[BEGIN]
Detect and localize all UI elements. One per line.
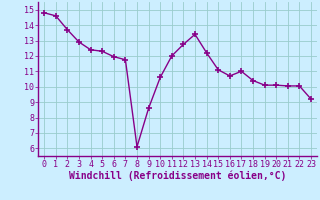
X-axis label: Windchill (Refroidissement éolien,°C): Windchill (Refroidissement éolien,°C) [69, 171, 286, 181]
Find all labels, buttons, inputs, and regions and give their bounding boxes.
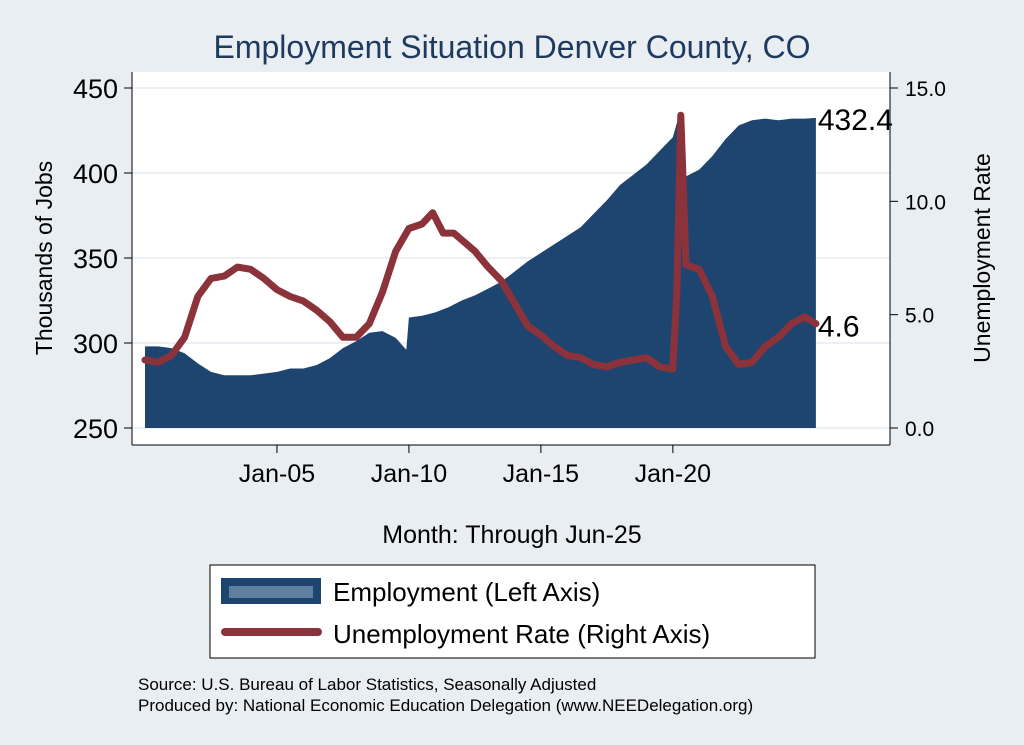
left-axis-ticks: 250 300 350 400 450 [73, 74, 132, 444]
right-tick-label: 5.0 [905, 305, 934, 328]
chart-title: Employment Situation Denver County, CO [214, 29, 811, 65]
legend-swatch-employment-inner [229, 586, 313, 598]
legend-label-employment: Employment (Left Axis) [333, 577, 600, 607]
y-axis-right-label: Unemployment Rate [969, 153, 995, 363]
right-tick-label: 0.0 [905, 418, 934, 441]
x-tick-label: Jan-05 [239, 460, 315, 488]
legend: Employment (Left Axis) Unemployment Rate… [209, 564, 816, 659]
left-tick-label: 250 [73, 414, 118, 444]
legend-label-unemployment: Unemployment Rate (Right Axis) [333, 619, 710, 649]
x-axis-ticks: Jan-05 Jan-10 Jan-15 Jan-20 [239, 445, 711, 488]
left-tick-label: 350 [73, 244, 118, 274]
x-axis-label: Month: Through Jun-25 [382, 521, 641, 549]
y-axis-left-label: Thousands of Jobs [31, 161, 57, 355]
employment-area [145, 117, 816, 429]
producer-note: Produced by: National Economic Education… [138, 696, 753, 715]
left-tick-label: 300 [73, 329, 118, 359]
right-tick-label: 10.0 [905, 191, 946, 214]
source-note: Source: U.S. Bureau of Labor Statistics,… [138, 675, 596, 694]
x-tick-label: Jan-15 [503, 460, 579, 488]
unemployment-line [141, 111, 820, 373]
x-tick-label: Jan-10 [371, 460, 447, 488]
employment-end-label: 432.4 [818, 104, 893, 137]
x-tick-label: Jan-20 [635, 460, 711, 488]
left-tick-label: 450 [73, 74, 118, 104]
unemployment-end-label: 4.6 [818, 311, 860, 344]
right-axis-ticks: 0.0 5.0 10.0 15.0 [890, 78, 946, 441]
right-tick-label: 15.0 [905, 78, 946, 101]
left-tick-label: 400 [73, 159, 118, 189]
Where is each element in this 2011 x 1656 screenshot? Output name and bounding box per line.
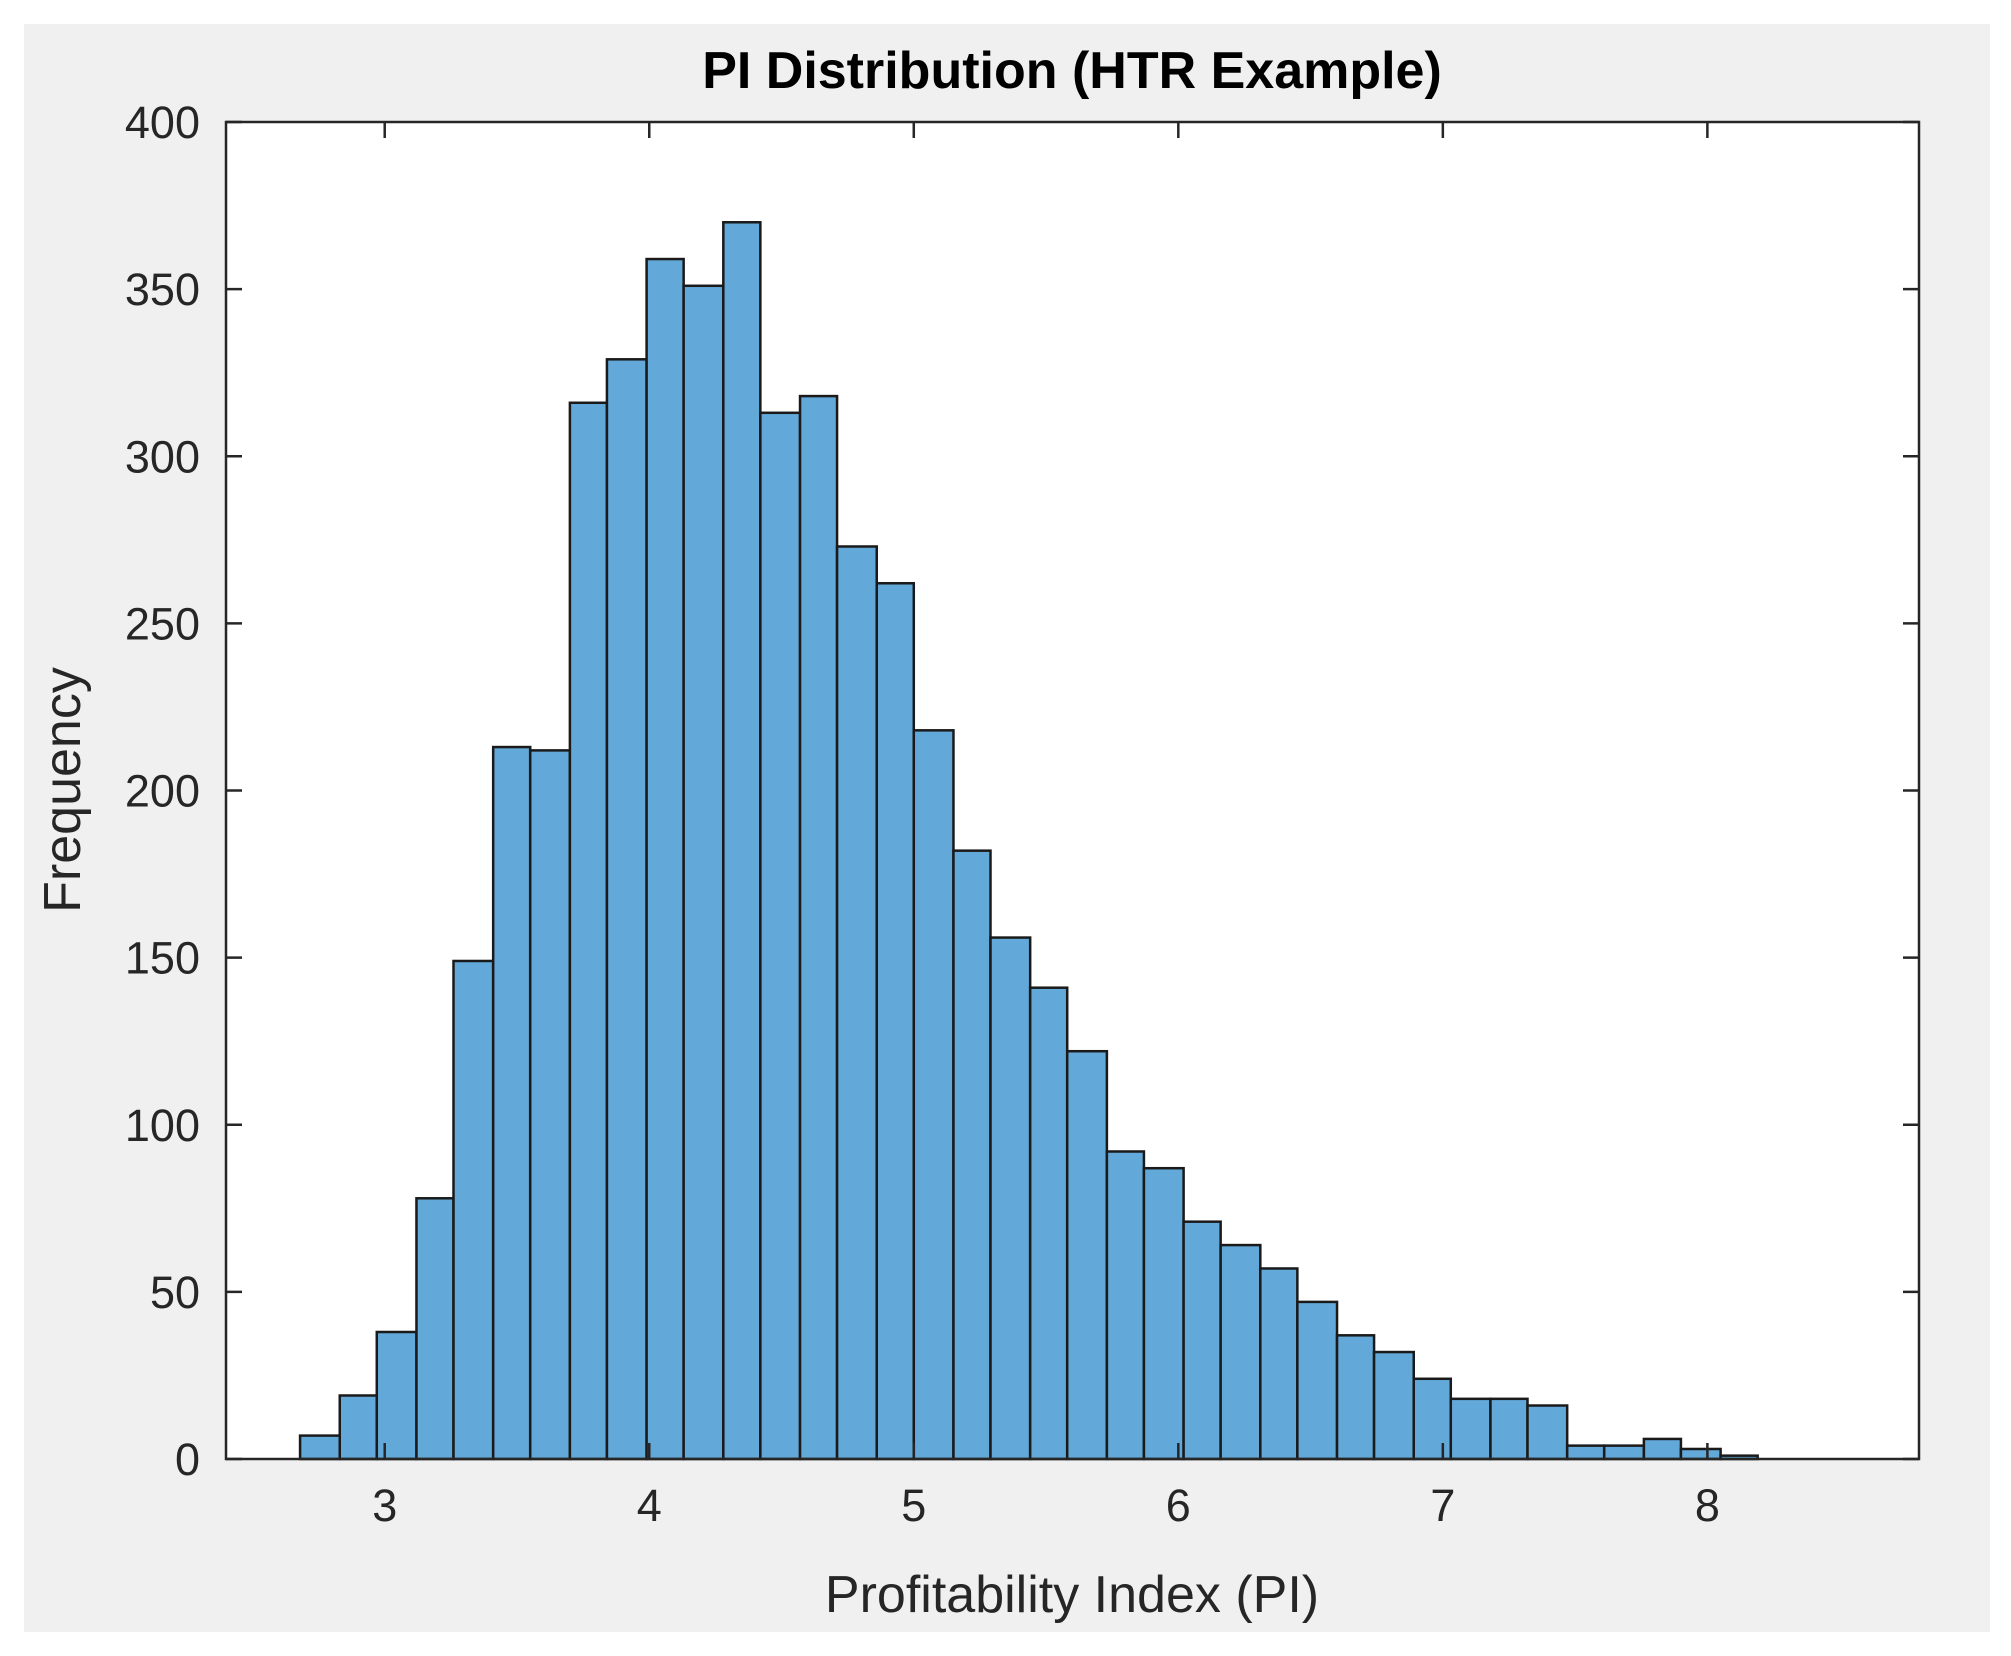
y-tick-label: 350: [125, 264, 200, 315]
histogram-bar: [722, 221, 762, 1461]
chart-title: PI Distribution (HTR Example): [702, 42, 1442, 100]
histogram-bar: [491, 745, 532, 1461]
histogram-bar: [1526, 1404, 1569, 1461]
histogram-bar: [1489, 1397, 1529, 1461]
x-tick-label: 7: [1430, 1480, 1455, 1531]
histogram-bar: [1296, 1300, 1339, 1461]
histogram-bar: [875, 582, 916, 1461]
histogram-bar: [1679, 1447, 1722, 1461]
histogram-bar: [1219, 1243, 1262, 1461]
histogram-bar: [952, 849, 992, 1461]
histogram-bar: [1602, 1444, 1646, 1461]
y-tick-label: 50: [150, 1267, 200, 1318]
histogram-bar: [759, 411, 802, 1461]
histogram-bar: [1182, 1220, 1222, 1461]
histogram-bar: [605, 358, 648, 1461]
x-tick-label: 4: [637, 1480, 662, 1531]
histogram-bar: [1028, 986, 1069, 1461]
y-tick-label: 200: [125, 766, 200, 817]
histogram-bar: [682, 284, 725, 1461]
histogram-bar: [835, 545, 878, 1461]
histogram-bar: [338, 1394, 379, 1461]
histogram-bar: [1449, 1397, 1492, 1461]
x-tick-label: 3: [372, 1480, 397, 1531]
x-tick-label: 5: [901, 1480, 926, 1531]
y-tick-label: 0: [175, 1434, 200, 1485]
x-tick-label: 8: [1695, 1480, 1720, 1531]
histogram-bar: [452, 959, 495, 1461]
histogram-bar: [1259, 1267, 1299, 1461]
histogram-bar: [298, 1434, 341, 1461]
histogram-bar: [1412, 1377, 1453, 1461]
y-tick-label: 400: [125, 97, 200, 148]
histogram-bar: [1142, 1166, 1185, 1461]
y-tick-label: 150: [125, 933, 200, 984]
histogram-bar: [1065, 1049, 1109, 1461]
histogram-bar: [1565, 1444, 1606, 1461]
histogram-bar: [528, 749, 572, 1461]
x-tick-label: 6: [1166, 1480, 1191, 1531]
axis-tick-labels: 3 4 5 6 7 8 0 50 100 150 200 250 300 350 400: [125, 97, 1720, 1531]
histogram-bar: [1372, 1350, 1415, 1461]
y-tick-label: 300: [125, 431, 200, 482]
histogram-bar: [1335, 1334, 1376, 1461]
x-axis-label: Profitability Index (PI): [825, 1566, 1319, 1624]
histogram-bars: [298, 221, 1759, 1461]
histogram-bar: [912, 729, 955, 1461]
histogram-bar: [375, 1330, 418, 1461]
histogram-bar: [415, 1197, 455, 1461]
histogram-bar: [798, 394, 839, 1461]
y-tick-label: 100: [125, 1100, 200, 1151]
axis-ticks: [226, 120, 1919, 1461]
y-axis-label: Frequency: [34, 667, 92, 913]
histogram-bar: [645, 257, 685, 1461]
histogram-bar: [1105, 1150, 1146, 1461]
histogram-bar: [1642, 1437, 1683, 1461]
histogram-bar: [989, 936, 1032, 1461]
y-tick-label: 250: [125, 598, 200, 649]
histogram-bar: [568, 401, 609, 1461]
[END]
| Objective |
Please render the listing lines between the ones holding "y-tick-label: 350: [125, 264, 200, 315]" and "histogram-bar: [798, 394, 839, 1461]", inclusive, as a Markdown table. Use the columns Row and Listing line, and leave out blank lines.

| Response to the exercise |
| Row | Listing line |
|---|---|
| 1 | y-tick-label: 350: [125, 264, 200, 315] |
| 2 | histogram-bar: [722, 221, 762, 1461] |
| 3 | chart-title: PI Distribution (HTR Example): [702, 42, 1442, 100] |
| 4 | histogram-bar: [491, 745, 532, 1461] |
| 5 | histogram-bar: [1526, 1404, 1569, 1461] |
| 6 | histogram-bar: [1489, 1397, 1529, 1461] |
| 7 | x-tick-label: 7: [1430, 1480, 1455, 1531] |
| 8 | histogram-bar: [1296, 1300, 1339, 1461] |
| 9 | histogram-bar: [875, 582, 916, 1461] |
| 10 | histogram-bar: [1679, 1447, 1722, 1461] |
| 11 | histogram-bar: [1219, 1243, 1262, 1461] |
| 12 | histogram-bar: [952, 849, 992, 1461] |
| 13 | histogram-bar: [1602, 1444, 1646, 1461] |
| 14 | y-tick-label: 50: [150, 1267, 200, 1318] |
| 15 | histogram-bar: [759, 411, 802, 1461] |
| 16 | histogram-bar: [1182, 1220, 1222, 1461] |
| 17 | histogram-bar: [605, 358, 648, 1461] |
| 18 | x-tick-label: 4: [637, 1480, 662, 1531] |
| 19 | histogram-bar: [1028, 986, 1069, 1461] |
| 20 | y-tick-label: 200: [125, 766, 200, 817] |
| 21 | histogram-bar: [682, 284, 725, 1461] |
| 22 | histogram-bar: [835, 545, 878, 1461] |
| 23 | histogram-bar: [338, 1394, 379, 1461] |
| 24 | histogram-bar: [1449, 1397, 1492, 1461] |
| 25 | x-tick-label: 3: [372, 1480, 397, 1531] |
| 26 | x-tick-label: 5: [901, 1480, 926, 1531] |
| 27 | y-tick-label: 0: [175, 1434, 200, 1485] |
| 28 | x-tick-label: 8: [1695, 1480, 1720, 1531] |
| 29 | histogram-bar: [452, 959, 495, 1461] |
| 30 | histogram-bar: [1259, 1267, 1299, 1461] |
| 31 | histogram-bar: [298, 1434, 341, 1461] |
| 32 | histogram-bar: [1412, 1377, 1453, 1461] |
| 33 | y-tick-label: 400: [125, 97, 200, 148] |
| 34 | histogram-bar: [1142, 1166, 1185, 1461] |
| 35 | y-tick-label: 150: [125, 933, 200, 984] |
| 36 | histogram-bar: [1065, 1049, 1109, 1461] |
| 37 | histogram-bar: [1565, 1444, 1606, 1461] |
| 38 | histogram-bar: [528, 749, 572, 1461] |
| 39 | x-tick-label: 6: [1166, 1480, 1191, 1531] |
| 40 | axis-tick-labels: 3 4 5 6 7 8 0 50 100 150 200 250 300 350 400: [125, 97, 1720, 1531] |
| 41 | histogram-bar: [1372, 1350, 1415, 1461] |
| 42 | y-tick-label: 300: [125, 431, 200, 482] |
| 43 | histogram-bar: [1335, 1334, 1376, 1461] |
| 44 | x-axis-label: Profitability Index (PI): [825, 1566, 1319, 1624] |
| 45 | histogram-bars: [298, 221, 1759, 1461] |
| 46 | histogram-bar: [912, 729, 955, 1461] |
| 47 | histogram-bar: [375, 1330, 418, 1461] |
| 48 | histogram-bar: [415, 1197, 455, 1461] |
| 49 | histogram-bar: [798, 394, 839, 1461] |